Begin at the line that contains "What text is on this page?" and reproduce it along with every line after it to the end of the listing; skip any pictures.

Stored records
++++

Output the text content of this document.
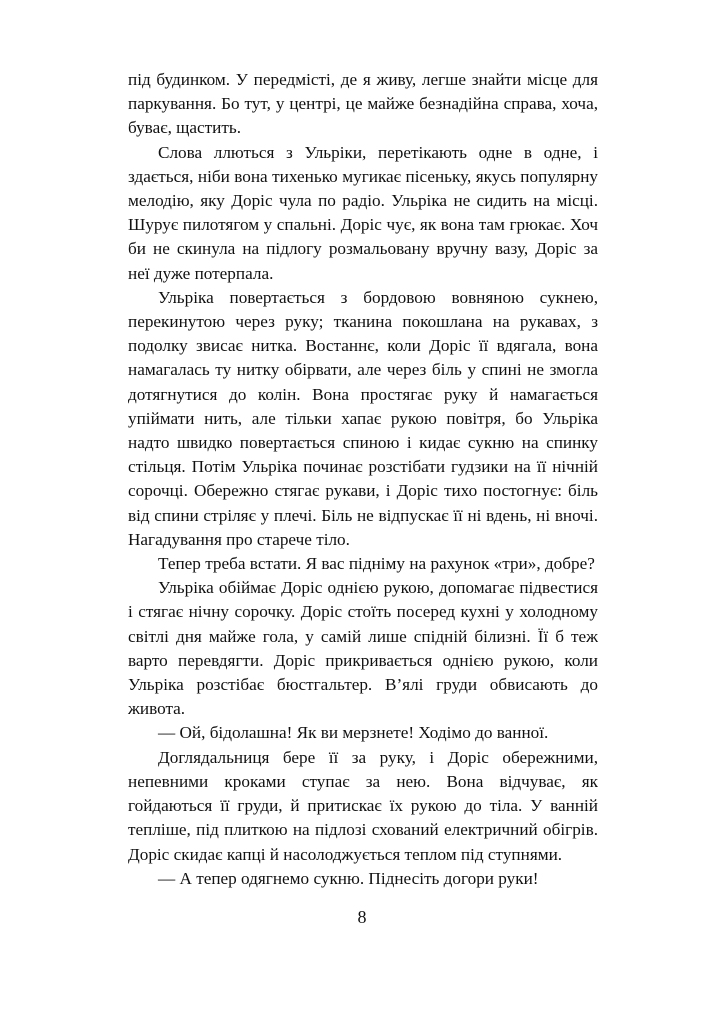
під будинком. У передмісті, де я живу, легше знайти місце для паркування. Бо тут, у центрі, це майже безнадійна справа, хоча, буває, щастить.

Слова ллються з Ульріки, перетікають одне в одне, і здається, ніби вона тихенько мугикає пісеньку, якусь популярну мелодію, яку Доріс чула по радіо. Ульріка не сидить на місці. Шурує пилотягом у спальні. Доріс чує, як вона там грюкає. Хоч би не скинула на підлогу розмальовану вручну вазу, Доріс за неї дуже потерпала.

Ульріка повертається з бордовою вовняною сукнею, перекинутою через руку; тканина покошлана на рукавах, з подолку звисає нитка. Востаннє, коли Доріс її вдягала, вона намагалась ту нитку обірвати, але через біль у спині не змогла дотягнутися до колін. Вона простягає руку й намагається упіймати нить, але тільки хапає рукою повітря, бо Ульріка надто швидко повертається спиною і кидає сукню на спинку стільця. Потім Ульріка починає розстібати гудзики на її нічній сорочці. Обережно стягає рукави, і Доріс тихо постогнує: біль від спини стріляє у плечі. Біль не відпускає її ні вдень, ні вночі. Нагадування про старече тіло.

Тепер треба встати. Я вас підніму на рахунок «три», добре?

Ульріка обіймає Доріс однією рукою, допомагає підвестися і стягає нічну сорочку. Доріс стоїть посеред кухні у холодному світлі дня майже гола, у самій лише спідній білизні. Її б теж варто перевдягти. Доріс прикривається однією рукою, коли Ульріка розстібає бюстгальтер. В’ялі груди обвисають до живота.

— Ой, бідолашна! Як ви мерзнете! Ходімо до ванної.

Доглядальниця бере її за руку, і Доріс обережними, непевними кроками ступає за нею. Вона відчуває, як гойдаються її груди, й притискає їх рукою до тіла. У ванній тепліше, під плиткою на підлозі схований електричний обігрів. Доріс скидає капці й насолоджується теплом під ступнями.

— А тепер одягнемо сукню. Піднесіть догори руки!

8
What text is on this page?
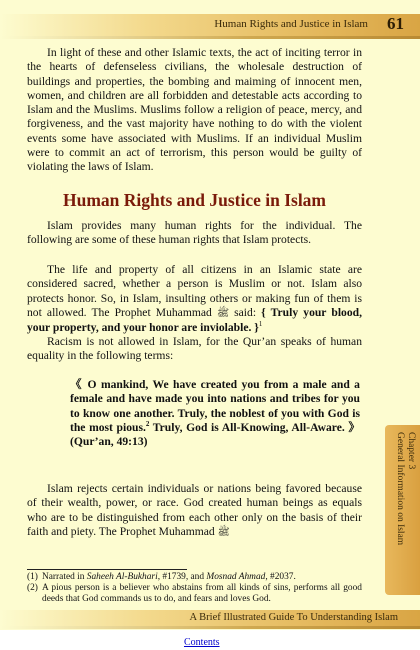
Human Rights and Justice in Islam 61

In light of these and other Islamic texts, the act of inciting terror in the hearts of defenseless civilians, the wholesale destruction of buildings and properties, the bombing and maiming of innocent men, women, and children are all forbidden and detestable acts according to Islam and the Muslims. Muslims follow a religion of peace, mercy, and forgiveness, and the vast majority have nothing to do with the violent events some have associated with Muslims. If an individual Muslim were to commit an act of terrorism, this person would be guilty of violating the laws of Islam.

Human Rights and Justice in Islam

Islam provides many human rights for the individual. The following are some of these human rights that Islam protects.

The life and property of all citizens in an Islamic state are considered sacred, whether a person is Muslim or not. Islam also protects honor. So, in Islam, insulting others or making fun of them is not allowed. The Prophet Muhammad ﷺ said: { Truly your blood, your property, and your honor are inviolable. }$^1$

Racism is not allowed in Islam, for the Qur’an speaks of human equality in the following terms:

《 O mankind, We have created you from a male and a female and have made you into nations and tribes for you to know one another. Truly, the noblest of you with God is the most pious.$^2$ Truly, God is All-Knowing, All-Aware. 》 (Qur’an, 49:13)

Islam rejects certain individuals or nations being favored because of their wealth, power, or race. God created human beings as equals who are to be distinguished from each other only on the basis of their faith and piety. The Prophet Muhammad ﷺ

Chapter 3
General Information on Islam
(1) Narrated in Saheeh Al-Bukhari, #1739, and Mosnad Ahmad, #2037.
(2) A pious person is a believer who abstains from all kinds of sins, performs all good deeds that God commands us to do, and fears and loves God.
A Brief Illustrated Guide To Understanding Islam
Contents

++++

* Result below:
What text is on this page?
Human Rights and Justice in Islam 61

In light of these and other Islamic texts, the act of inciting terror in the hearts of defenseless civilians, the wholesale destruction of buildings and properties, the bombing and maiming of innocent men, women, and children are all forbidden and detestable acts according to Islam and the Muslims. Muslims follow a religion of peace, mercy, and forgiveness, and the vast majority have nothing to do with the violent events some have associated with Muslims. If an individual Muslim were to commit an act of terrorism, this person would be guilty of violating the laws of Islam.

Human Rights and Justice in Islam

Islam provides many human rights for the individual. The following are some of these human rights that Islam protects.

The life and property of all citizens in an Islamic state are considered sacred, whether a person is Muslim or not. Islam also protects honor. So, in Islam, insulting others or making fun of them is not allowed. The Prophet Muhammad ﷺ said: { Truly your blood, your property, and your honor are inviolable. }$^1$

Racism is not allowed in Islam, for the Qur’an speaks of human equality in the following terms:

《 O mankind, We have created you from a male and a female and have made you into nations and tribes for you to know one another. Truly, the noblest of you with God is the most pious.$^2$ Truly, God is All-Knowing, All-Aware. 》 (Qur’an, 49:13)

Islam rejects certain individuals or nations being favored because of their wealth, power, or race. God created human beings as equals who are to be distinguished from each other only on the basis of their faith and piety. The Prophet Muhammad ﷺ

Chapter 3
General Information on Islam
(1) Narrated in Saheeh Al-Bukhari, #1739, and Mosnad Ahmad, #2037.
(2) A pious person is a believer who abstains from all kinds of sins, performs all good deeds that God commands us to do, and fears and loves God.
A Brief Illustrated Guide To Understanding Islam
Contents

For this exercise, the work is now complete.